== EXCERPT TO READ ==
-- begin --
In the compute and memory provisioning industries, there is competition for innovation, scale, and dominance in adaptive supply. A key to this market’s stabilization is the consolidation and normalization of the pricing for these resources.
What should I consider when choosing hedging strategies?
Decoupling compute and memory from traditional energy markets and commodities is difficult – in energy markets, there is a simple 3-factor heuristic for evaluating energy demand growth (I am stealing this framework from Tyler Rosenlicht, a Senior Vice President at Cohen & Steers - check out his recent Oddlots episode with Tracy Alloway and Joe Weisenthal here):
Is the global population increasing?
Will the global economy grow?
What is the energy intensity of the economic growth (energy input unit -> economic output unit)?
Rosenlicht’s firm predicted that energy demand would grow from 178,000 terawatt hours to about 220,000 terawatt hours in 2040. Rosenlicht admits that in the last 12 months a lot has changed - indicating “that global energy demand assumption for 2040 has risen.”
This large demand increase makes a traditionally slow and steady sector a very exciting and head-turning industry where multiple strategies emerge, and Rosenlicht lists a few considerations with differing prioritization depending on the market participant:
You need MORE energy
You need a STABLE energy source
You want CLEAN energy
Rosenlicht goes on to say, “If you’re a data center CEO… you kind of wake up with night sweats about the power going out, right?” and Galloway references the recent CME outage on November 28th, 2025, due to a data center malfunction that halted trading and affected many market participants (article link here).
Rosenlicht also indicates that many data centers are installing natural gas pipelines directly into their facilities, further intertwining traditional commodities with compute and memory.
If you are a market participant, all of these webs of interconnectedness make hedging your risk even more important today – giving rise to interesting questions about the future, such as:
Will AI labs have trading desks for commodities and utilities?
Will new instruments be created to further securitize and transfer risk?
How do I determine the current and correct price?
In the final question, the most pertinent market infrastructure question is, as far as I can tell, industry standards and pricing are set by the providers, and there isn’t much customers can do about it besides sourcing offers from multiple providers.
Oftentimes, providers base prices on their own demand generation, leading to $10+ price differences between one provider’s GPU and another’s for the same rental time and SKU.
This emphasizes the need for a standard pricing reference – that’s when I found what’s potentially the only company working to solve this problem: Ornn AI.
-- end --
== YOUR OBJECTIVE ==
Continue the piece on pricing and hedging compute and memory, starting right after its final sentence.

== DATASET CONTENT ==
-- begin --
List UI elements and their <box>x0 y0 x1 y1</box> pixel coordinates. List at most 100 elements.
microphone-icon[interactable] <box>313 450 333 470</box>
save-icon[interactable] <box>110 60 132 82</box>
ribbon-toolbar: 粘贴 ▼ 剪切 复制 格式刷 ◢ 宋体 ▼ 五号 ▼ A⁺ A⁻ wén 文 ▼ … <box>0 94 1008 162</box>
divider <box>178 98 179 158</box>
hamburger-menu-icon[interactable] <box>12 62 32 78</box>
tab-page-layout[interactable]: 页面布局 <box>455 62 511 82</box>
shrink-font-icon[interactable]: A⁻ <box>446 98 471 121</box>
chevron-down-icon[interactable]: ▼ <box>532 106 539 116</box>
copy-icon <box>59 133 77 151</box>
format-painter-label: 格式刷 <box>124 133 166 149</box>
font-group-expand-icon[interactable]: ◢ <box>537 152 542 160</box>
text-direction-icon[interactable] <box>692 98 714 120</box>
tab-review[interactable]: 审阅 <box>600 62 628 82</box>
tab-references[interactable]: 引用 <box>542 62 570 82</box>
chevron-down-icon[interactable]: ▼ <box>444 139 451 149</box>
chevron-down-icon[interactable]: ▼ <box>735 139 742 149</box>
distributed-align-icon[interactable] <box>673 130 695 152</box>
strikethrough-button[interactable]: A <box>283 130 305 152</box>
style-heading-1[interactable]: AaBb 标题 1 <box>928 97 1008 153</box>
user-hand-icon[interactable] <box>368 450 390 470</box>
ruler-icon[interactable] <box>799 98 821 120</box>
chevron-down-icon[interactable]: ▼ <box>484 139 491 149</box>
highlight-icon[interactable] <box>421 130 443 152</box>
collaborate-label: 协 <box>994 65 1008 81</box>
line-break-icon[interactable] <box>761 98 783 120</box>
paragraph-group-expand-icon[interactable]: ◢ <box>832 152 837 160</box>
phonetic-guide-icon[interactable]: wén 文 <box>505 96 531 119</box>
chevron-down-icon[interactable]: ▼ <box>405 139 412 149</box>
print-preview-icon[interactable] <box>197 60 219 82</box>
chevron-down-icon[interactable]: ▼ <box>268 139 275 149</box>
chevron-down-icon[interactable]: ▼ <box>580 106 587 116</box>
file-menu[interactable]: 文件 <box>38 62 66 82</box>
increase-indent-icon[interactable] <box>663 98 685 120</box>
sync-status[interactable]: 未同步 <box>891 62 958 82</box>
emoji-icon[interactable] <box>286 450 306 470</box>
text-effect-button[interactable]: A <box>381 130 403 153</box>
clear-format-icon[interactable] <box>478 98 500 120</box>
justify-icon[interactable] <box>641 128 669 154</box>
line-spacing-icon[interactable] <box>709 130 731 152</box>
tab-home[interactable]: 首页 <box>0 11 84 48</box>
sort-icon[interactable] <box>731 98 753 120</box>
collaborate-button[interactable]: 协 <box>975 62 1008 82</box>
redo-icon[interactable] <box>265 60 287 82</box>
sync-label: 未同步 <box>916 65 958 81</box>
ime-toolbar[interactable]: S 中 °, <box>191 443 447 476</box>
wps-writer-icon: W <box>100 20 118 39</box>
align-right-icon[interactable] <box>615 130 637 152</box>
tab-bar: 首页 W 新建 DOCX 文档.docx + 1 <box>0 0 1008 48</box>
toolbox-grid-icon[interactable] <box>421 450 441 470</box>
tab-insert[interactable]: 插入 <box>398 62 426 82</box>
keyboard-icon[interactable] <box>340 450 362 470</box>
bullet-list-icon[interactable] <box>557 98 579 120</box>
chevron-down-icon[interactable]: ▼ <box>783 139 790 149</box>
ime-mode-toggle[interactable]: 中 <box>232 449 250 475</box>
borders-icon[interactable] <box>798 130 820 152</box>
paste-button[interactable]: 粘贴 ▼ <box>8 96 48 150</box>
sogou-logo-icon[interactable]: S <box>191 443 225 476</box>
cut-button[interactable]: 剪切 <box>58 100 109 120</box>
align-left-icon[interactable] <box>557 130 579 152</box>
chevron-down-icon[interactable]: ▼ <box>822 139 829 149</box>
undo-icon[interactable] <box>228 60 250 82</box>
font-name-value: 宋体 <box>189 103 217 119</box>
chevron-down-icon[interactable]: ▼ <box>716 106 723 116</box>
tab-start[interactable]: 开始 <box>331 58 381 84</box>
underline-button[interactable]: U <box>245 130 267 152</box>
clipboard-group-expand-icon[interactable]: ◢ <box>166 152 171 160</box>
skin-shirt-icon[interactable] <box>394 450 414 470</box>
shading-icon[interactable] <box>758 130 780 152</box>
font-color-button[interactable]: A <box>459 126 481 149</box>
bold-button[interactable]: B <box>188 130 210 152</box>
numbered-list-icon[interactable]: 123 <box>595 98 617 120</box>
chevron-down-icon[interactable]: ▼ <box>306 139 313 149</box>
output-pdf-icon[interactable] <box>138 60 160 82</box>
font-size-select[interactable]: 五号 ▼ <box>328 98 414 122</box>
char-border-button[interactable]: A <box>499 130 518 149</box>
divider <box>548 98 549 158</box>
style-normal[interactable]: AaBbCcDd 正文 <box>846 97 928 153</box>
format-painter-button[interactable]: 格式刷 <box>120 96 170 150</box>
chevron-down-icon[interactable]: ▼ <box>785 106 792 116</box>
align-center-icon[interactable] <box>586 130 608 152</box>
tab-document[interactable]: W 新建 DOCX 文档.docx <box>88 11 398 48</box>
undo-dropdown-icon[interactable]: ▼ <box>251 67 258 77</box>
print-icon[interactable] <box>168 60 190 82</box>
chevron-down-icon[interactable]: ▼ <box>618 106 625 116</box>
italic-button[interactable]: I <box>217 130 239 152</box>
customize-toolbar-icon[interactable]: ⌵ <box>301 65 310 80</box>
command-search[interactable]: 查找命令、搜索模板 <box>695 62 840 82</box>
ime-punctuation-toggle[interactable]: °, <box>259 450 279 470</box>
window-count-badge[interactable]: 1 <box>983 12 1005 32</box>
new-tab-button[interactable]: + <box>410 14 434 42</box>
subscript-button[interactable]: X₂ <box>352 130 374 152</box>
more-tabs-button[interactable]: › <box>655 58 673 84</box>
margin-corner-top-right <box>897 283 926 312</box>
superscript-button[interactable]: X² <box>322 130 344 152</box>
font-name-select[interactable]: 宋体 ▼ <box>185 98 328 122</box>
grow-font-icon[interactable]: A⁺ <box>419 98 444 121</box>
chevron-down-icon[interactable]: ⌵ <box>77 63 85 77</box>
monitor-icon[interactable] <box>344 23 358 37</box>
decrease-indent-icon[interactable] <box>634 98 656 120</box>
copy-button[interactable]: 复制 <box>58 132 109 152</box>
-- end --
== SOLVED PROBLEM ==
Ornn AI is seeking to normalize pricing at the SKU level (as much as possible with idiosyncratic instruments). From Yahoo’s coverage of Ornn AI’s quick fundraising, it appears they offer an index product that can serve as an industry reference point by consolidating and normalizing post-trade transaction data (link).
Here’s an article from a few days ago highlighting the company and its new partnership with Architect to bring crypto-style perpetual futures to the space and add even more hedging instruments to market participants (link).
While I believe Ornn AI and Architect are taking the first steps toward creating hedging and liquidity in the space, there is more work to be done.
I can imagine a world where liquidity depth is sufficient to require institutional-level pre-trade axe data. This is what I believe is a natural progression, and we will see more development in the space that will hopefully lead to greater transparency, liquidity, and trading.
From the institutional world, we know that with idiosyncratic instruments such as bonds, TRACE was and is not sufficient for institutional traders, but that did not translate into an industry standard for pre-trade information in Fixed Income.
What do you expect to see here?
As of now, there’s no call for industry standards in trading compute and memory. There is only institutional need to understand how to transact, first.
The next question will be: how many institutional investors, hedge funds, and AI labs will clamor into this trading space this year – and how will they interact with traditional market participants and guide the industry for the years to come?
Regardless of the answer, the trajectory is clear: the Compute and Memory space will continue to be the hot, new, growing industry everyone will be dying to figure out!
I expect commodity hedge funds to understand it first and exploit the industry, while AI labs lag behind trying to figure out how to retain and recruit trading talent.
For all participants, I wish the best of luck and can only say: Welcome to the Year of Compute!



Super interesting!!
Amazing write-up MJ!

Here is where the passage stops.